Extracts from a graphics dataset
+-------+
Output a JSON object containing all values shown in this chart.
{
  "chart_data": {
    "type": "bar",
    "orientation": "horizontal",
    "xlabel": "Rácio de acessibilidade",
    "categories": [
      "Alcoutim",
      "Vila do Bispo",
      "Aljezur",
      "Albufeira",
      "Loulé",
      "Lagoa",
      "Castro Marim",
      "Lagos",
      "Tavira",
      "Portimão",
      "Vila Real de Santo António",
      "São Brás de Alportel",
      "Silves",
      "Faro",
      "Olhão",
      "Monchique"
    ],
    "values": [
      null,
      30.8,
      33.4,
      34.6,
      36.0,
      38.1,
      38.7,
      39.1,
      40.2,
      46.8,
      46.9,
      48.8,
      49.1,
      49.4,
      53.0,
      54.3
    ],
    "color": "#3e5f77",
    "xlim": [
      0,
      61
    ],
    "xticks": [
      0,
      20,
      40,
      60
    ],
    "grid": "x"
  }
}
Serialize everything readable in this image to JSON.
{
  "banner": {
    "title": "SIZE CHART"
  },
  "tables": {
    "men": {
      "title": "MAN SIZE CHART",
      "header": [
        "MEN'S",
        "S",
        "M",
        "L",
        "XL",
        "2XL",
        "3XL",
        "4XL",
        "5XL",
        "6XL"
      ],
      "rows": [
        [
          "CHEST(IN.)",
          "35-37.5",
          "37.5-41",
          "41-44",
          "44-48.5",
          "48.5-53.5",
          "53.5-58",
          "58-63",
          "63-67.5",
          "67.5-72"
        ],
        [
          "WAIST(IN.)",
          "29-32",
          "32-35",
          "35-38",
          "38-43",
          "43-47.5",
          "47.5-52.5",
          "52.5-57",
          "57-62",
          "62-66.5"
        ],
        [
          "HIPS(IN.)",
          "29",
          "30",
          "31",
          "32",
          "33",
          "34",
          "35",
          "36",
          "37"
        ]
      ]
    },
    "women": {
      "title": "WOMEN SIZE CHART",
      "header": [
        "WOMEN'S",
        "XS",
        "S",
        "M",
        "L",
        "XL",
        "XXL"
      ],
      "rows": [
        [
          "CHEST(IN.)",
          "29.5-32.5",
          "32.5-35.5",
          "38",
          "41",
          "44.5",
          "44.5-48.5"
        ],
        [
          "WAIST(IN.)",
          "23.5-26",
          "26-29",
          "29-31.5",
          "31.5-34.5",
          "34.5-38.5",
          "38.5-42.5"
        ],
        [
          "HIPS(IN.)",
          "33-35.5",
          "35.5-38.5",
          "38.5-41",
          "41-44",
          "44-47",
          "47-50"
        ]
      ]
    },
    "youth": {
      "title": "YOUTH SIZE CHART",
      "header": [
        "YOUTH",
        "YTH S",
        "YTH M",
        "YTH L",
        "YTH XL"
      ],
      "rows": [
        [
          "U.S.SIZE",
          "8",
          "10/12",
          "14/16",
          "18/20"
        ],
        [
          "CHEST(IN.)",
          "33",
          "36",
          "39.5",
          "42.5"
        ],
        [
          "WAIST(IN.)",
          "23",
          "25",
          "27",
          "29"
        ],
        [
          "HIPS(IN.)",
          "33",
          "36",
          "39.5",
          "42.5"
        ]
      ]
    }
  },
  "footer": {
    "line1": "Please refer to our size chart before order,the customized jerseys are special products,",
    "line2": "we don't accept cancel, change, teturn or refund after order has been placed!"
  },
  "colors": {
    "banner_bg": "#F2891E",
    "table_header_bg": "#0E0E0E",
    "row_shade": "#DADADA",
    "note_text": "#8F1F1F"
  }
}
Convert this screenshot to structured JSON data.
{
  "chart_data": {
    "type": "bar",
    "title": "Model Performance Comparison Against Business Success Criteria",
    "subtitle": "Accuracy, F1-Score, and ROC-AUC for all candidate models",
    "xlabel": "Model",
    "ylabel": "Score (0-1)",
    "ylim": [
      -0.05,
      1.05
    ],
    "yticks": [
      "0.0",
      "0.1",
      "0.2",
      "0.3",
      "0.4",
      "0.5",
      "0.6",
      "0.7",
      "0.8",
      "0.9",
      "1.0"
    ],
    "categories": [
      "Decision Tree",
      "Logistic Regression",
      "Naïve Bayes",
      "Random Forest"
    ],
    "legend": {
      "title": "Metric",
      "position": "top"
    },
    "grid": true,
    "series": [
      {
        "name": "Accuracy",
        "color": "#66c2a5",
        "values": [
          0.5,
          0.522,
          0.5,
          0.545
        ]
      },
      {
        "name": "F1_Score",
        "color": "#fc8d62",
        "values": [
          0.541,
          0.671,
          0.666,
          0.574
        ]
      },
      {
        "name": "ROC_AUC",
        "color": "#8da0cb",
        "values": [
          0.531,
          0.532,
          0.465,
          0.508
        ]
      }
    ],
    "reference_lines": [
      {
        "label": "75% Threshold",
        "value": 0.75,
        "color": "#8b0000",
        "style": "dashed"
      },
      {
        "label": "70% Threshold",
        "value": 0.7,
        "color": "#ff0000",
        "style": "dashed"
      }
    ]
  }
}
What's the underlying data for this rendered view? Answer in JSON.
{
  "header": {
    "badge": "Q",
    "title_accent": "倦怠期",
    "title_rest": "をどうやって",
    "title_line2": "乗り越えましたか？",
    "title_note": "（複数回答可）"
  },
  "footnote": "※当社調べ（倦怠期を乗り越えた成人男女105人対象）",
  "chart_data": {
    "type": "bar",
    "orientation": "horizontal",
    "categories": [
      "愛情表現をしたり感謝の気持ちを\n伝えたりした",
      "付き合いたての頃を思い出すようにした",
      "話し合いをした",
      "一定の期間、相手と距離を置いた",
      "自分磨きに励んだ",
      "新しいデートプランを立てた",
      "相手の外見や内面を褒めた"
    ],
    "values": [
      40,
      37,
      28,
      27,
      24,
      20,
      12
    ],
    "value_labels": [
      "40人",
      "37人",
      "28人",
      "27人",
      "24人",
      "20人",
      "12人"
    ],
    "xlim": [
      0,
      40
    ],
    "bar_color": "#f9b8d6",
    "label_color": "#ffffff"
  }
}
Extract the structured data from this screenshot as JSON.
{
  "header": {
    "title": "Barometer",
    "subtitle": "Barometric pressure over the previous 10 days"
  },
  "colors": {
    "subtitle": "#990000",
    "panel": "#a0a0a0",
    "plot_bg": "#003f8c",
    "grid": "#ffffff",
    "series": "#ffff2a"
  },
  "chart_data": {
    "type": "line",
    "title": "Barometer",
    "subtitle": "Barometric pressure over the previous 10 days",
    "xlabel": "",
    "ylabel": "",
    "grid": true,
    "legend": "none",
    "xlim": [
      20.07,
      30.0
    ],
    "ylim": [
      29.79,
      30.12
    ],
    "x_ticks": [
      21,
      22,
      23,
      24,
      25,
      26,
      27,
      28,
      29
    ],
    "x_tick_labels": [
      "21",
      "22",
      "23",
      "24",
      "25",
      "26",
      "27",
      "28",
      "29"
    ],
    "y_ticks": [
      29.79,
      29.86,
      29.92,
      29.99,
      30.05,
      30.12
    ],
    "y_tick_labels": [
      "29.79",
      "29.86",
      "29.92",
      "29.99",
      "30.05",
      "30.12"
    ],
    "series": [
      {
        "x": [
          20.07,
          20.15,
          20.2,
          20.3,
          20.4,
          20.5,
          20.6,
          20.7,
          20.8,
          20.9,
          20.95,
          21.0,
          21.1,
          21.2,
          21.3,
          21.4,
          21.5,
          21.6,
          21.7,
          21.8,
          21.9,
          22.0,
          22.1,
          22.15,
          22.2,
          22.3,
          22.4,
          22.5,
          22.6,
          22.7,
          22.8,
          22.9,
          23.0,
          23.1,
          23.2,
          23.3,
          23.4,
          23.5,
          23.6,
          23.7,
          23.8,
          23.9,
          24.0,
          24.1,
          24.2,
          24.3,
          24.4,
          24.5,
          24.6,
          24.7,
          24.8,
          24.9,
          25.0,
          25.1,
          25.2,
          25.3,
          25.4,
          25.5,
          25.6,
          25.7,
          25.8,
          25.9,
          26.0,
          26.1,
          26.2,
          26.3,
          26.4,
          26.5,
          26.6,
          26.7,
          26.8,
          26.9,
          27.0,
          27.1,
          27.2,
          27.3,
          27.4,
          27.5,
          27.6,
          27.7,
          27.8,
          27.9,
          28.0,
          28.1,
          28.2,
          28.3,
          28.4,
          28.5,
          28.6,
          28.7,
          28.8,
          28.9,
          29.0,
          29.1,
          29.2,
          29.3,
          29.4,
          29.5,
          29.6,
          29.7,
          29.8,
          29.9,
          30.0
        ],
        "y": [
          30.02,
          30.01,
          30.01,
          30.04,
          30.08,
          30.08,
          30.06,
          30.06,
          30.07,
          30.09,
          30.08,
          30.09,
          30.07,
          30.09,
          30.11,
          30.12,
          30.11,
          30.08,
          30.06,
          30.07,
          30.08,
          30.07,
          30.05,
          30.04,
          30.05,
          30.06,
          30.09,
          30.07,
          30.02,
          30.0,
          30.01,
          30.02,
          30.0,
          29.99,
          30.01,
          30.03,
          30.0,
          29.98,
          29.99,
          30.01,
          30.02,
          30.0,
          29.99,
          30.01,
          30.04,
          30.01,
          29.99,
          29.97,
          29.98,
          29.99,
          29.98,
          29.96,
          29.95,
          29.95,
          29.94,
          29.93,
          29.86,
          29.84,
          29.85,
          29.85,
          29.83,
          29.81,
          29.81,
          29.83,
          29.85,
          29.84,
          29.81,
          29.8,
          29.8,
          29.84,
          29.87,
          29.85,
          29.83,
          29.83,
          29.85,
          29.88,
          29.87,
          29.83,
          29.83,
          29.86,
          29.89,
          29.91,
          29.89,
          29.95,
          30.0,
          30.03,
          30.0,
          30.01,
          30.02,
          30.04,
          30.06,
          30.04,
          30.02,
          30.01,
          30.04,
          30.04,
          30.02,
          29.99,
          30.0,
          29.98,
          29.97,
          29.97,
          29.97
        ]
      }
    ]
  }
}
+-------+
Directive
Copy each line of the records above that carries the word "screenshot".

Result
Convert this screenshot to structured JSON data.
Extract the structured data from this screenshot as JSON.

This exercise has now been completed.